• **EXTRACT PROVIDED**:
Thursday, 26 February 2009
Book Review – The Gemma Doyle Trilogy – Libba Bray
Rebel Angels
The Sweet Far Thing
by
Libba Bray
When we meet Gemma she is living in India. It is the day of her sixteenth birthday and the day of her first vision. In it she’s witnesses her mother”s murder at the hands of a fearsome and mysterious wraith like creature.
Heartbroken and alone, Gemma is shipped back to London to attend Spence Academy for young ladies. It is there she discovers that her mother was part of a mysterious group called The Order. These women were gifted with great magic and the ability to enter the realms, a magical and beautiful world. Gemma finds she shares this power and begins to explore the realms mysteries with her new friends, Felicity, Ann and Pippa. But Gemma has been followed by a young Indian man named Kartik. He warms her the realms hold only danger for her and she must close her mind to her increasingly unnerving visions.
The contrast of the strict Victorian society Gemma and her friends live in and the magical freedom of the realms is wonderful. At first it seems the realms are paradise and you can have your hearts desire there but everything comes at a cost, as Gemma and her friends learn.
There was so much I loved about these books, the depiction of Victorian society, the world building of the realms, the friendships and conflicts between the girls, Gemma’s struggle to accept her power and then use it wisely. The strong theme of feminism and being yourself. Oh and the romance, I loved that so much. Libba Bray writes some incredible magical and heart wrenching scenes.
The last book did seem to meander a little but I was so caught up with the characters I didn’t really mind.
The ending suited the book. Even though I would have liked things to go differently it didn’t ruin the whole series for me in the way it seems to have for some people.
Some of my favourite quotes to give you a taste of the books.
“In each of us lie good and bad, light and dark, art and pain, choice and regret, cruelty and sacrifice. We’re each of us our own chiaroscuro, our own bit of illusion fighting to emerge into something solid, something real. We’ve got to forgive ourselves that. I must remember to forgive myself. Because there is a lot of grey to work with. No one can live in the light all the time.”

• **TASKS TO COMPLETE**:
a. From the quotation at the end of the book review, list every contrasting pair that it says lies in each of us.
b. Rewrite the part of the book review starting at "The contrast of" and ending at "didn’t really mind.", changing "paradise" to "heaven".

• **EXTRACTED RECORDS**:
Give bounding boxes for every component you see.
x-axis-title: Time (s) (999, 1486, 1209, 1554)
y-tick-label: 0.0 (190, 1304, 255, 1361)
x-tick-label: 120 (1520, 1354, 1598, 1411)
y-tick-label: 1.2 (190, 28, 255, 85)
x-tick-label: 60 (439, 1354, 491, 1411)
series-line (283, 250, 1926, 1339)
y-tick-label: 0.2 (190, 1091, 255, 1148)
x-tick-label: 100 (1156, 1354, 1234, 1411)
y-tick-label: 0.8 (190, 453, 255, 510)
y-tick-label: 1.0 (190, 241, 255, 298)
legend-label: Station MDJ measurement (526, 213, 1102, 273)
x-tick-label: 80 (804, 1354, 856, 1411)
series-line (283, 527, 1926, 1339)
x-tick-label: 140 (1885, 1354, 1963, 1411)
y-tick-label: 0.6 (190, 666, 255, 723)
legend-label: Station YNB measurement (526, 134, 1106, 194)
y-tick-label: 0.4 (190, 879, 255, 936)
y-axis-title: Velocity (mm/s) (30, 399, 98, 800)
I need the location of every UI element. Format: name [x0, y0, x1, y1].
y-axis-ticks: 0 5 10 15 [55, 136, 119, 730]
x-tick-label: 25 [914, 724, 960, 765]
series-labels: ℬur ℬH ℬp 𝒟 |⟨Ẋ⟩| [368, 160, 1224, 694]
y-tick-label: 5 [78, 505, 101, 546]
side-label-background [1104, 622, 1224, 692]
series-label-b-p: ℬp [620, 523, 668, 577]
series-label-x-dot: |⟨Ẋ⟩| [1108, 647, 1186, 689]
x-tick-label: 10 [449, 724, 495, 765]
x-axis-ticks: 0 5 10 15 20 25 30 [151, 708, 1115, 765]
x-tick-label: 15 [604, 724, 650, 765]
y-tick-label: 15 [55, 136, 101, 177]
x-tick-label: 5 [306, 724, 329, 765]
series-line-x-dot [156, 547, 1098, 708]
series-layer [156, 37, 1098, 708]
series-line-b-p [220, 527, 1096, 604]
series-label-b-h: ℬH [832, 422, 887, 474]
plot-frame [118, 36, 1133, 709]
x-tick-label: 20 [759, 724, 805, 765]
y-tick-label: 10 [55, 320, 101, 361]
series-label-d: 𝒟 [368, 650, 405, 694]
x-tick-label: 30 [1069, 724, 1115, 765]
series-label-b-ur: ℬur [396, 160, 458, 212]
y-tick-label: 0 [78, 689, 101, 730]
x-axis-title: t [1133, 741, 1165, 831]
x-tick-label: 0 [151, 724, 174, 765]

• **EXPECTED RESULTS**:
a.
- good and bad
- light and dark
- art and pain
- choice and regret
- cruelty and sacrifice

b.
The contrast of the strict Victorian society Gemma and her friends live in and the magical freedom of the realms is wonderful. At first it seems the realms are heaven and you can have your hearts desire there but everything comes at a cost, as Gemma and her friends learn.
There was so much I loved about these books, the depiction of Victorian society, the world building of the realms, the friendships and conflicts between the girls, Gemma’s struggle to accept her power and then use it wisely. The strong theme of feminism and being yourself. Oh and the romance, I loved that so much. Libba Bray writes some incredible magical and heart wrenching scenes.
The last book did seem to meander a little but I was so caught up with the characters I didn’t really mind.